# [SOURCE RECORDS]

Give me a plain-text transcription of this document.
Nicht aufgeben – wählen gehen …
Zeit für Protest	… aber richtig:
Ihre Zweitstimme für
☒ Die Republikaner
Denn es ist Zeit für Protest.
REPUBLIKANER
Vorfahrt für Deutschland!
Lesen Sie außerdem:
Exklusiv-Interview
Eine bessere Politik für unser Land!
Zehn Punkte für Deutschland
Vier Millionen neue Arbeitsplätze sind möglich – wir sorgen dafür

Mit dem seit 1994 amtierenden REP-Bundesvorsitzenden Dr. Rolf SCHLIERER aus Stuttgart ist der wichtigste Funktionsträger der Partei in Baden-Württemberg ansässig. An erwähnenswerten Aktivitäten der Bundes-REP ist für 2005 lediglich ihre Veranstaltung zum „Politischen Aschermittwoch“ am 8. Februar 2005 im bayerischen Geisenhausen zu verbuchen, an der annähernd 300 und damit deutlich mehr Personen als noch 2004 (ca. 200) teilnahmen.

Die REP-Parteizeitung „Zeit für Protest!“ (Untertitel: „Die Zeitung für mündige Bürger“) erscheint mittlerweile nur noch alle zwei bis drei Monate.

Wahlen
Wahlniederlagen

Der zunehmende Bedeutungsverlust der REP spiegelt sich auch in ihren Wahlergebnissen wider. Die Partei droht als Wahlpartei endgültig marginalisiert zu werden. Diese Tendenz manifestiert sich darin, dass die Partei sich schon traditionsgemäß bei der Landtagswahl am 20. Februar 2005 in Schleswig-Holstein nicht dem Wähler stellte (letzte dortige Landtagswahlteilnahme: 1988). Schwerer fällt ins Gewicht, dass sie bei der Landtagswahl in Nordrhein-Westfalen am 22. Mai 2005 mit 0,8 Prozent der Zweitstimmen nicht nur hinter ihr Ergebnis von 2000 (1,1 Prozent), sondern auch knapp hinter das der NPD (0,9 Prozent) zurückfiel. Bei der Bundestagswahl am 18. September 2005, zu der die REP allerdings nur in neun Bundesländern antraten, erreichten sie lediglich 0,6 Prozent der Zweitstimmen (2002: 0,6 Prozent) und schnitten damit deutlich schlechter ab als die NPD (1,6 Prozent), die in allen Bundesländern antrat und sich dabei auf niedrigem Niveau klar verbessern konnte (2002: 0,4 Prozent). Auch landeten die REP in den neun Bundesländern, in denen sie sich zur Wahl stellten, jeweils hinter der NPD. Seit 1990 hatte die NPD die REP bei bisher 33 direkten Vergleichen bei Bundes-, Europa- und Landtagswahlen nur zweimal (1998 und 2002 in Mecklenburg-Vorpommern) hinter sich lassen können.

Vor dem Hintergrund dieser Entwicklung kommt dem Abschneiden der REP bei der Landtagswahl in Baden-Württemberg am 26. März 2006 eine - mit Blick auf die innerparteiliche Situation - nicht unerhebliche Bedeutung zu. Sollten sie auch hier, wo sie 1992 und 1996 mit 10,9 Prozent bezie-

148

# [WRITTEN REQUEST]
Every line of the records that includes the word "Zeit" should be gathered.

# [RIGHT ANSWER]
Zeit für Protest	… aber richtig:
Denn es ist Zeit für Protest.
Die REP-Parteizeitung „Zeit für Protest!“ (Untertitel: „Die Zeitung für mündige Bürger“) erscheint mittlerweile nur noch alle zwei bis drei Monate.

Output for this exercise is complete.